**WRITTEN PROBLEM:** Below are records. Copy every line with "anomaly" in it.
(begin)
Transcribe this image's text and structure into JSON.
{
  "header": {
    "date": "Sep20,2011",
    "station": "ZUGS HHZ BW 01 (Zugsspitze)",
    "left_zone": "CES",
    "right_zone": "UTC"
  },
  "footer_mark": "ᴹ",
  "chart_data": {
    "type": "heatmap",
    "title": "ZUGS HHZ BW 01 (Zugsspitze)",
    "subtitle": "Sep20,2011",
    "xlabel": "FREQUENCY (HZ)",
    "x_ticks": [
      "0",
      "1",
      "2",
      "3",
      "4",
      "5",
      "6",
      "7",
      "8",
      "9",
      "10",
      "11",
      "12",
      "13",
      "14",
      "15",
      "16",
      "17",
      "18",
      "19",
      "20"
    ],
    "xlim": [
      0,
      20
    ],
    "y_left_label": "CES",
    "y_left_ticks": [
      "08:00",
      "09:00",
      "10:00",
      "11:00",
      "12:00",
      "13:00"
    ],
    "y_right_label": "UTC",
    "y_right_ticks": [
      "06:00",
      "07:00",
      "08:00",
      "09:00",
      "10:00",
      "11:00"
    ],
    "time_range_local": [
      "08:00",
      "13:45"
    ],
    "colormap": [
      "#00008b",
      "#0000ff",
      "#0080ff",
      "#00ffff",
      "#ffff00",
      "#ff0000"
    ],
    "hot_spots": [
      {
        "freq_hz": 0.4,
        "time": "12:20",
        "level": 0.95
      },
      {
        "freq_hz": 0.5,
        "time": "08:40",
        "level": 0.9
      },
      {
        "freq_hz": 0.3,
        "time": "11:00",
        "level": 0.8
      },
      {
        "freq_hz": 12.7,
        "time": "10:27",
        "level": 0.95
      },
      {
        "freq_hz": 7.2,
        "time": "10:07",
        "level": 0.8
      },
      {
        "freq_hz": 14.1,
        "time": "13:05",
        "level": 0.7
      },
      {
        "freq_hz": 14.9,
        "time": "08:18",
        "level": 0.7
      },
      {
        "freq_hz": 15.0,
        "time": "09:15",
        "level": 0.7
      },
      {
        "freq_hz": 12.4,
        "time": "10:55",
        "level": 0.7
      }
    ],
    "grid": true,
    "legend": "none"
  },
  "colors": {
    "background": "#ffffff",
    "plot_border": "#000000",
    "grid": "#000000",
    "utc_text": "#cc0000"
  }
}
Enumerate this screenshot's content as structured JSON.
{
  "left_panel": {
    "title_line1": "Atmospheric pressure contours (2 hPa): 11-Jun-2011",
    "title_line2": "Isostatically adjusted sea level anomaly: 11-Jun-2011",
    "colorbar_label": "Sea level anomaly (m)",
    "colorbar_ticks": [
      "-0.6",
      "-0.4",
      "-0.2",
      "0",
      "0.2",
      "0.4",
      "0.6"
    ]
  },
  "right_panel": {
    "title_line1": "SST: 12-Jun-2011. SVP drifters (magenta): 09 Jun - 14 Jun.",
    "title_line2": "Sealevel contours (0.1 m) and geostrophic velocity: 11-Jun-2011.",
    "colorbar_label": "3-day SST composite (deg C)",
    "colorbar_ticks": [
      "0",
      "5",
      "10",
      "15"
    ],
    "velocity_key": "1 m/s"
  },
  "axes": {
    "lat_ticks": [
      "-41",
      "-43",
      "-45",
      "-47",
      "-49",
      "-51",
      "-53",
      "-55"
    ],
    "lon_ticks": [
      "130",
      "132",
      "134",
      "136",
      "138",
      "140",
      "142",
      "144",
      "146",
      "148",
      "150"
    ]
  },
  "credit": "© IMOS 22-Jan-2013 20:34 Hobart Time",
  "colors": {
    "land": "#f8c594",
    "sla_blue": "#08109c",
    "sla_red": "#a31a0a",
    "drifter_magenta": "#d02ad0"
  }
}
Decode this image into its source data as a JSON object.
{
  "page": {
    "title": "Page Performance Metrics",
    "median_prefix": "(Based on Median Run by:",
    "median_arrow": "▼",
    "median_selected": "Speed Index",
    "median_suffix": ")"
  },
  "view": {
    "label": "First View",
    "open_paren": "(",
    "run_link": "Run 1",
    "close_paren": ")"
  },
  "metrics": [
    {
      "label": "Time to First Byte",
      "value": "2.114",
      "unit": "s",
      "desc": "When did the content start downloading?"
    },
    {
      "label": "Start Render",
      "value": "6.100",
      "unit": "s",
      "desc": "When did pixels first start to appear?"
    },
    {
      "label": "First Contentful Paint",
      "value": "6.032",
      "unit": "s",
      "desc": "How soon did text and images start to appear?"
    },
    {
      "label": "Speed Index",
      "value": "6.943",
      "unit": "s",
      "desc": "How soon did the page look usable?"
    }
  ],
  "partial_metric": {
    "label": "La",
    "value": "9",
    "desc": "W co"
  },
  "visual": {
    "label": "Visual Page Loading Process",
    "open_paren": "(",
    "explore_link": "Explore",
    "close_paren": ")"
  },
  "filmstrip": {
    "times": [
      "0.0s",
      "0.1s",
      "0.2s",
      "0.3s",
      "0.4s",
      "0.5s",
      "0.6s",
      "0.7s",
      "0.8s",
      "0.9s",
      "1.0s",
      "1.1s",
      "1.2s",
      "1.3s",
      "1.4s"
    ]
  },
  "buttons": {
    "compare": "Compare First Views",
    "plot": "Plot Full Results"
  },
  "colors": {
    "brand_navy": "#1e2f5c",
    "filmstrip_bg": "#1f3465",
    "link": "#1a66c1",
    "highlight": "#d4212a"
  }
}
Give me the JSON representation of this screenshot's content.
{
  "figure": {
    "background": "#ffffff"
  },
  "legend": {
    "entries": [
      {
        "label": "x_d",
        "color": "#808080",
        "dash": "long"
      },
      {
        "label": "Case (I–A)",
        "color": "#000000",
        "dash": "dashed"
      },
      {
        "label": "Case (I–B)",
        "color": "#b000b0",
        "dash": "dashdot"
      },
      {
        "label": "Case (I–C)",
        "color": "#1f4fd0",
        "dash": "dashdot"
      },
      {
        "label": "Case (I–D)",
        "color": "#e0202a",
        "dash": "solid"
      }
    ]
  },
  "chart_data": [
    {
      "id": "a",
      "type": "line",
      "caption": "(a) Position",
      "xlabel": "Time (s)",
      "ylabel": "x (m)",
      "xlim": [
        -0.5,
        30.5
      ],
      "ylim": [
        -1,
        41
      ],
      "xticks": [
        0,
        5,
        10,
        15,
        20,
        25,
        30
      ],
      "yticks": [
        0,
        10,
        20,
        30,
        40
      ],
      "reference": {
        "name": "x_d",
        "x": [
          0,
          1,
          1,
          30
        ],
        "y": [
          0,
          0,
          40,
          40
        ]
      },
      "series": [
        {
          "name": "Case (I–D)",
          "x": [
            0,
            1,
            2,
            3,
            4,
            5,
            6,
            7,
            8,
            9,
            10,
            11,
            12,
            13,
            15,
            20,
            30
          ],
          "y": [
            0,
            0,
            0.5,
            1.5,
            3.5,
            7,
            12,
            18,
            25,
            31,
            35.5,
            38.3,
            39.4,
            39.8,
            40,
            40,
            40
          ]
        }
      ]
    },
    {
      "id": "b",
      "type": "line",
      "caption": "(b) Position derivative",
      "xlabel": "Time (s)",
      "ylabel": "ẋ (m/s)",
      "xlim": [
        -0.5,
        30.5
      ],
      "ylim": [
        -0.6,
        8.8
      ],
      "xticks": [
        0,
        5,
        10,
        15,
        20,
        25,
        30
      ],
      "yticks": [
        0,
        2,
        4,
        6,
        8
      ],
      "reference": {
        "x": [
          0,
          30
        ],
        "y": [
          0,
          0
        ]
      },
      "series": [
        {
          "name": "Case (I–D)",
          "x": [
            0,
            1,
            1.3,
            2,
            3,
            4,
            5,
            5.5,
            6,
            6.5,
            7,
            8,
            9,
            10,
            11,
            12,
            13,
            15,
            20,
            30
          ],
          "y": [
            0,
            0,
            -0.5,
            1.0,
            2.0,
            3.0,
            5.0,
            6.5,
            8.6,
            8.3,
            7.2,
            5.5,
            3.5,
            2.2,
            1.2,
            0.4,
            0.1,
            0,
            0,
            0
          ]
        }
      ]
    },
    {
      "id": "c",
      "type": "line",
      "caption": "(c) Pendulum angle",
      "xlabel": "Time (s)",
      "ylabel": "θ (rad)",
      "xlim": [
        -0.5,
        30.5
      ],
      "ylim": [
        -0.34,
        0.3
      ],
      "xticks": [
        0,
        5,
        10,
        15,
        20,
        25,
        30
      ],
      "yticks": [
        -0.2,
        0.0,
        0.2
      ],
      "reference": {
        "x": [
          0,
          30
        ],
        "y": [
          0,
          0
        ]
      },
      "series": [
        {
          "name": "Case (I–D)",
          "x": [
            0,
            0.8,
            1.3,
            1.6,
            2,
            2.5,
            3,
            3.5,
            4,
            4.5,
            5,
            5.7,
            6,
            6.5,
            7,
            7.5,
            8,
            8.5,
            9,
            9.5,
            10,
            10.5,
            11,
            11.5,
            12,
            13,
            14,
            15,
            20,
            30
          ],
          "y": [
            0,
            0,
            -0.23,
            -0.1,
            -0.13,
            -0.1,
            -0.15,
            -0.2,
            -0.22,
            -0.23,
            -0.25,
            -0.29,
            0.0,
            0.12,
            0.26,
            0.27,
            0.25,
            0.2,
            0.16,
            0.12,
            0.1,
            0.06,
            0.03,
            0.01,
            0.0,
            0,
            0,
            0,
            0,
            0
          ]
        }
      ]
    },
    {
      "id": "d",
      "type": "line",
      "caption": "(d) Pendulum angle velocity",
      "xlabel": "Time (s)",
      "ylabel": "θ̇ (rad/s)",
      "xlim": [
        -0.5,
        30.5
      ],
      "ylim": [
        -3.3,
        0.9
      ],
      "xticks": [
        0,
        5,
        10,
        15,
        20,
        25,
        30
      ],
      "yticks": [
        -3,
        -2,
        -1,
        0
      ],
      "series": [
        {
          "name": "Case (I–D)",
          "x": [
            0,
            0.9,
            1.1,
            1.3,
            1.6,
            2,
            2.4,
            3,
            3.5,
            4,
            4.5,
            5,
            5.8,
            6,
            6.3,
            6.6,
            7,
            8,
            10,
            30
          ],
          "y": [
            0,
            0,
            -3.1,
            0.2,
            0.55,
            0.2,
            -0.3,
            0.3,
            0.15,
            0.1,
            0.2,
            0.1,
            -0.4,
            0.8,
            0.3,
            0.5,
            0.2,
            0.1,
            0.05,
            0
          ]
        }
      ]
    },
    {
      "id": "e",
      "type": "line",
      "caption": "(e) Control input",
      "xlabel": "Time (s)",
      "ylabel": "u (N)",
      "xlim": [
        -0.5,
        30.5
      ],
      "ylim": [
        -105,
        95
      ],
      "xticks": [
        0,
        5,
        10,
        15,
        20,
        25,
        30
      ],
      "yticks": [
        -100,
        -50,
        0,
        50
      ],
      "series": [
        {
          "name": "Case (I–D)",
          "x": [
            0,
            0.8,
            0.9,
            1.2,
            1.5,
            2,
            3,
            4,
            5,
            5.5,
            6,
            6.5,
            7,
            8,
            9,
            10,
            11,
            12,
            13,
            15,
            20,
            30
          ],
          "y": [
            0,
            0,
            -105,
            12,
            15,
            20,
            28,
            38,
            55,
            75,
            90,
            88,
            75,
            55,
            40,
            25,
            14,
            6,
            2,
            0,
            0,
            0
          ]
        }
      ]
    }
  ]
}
(end)
**ANSWER TO THE TASK:**
    "title_line2": "Isostatically adjusted sea level anomaly: 11-Jun-2011",
    "colorbar_label": "Sea level anomaly (m)",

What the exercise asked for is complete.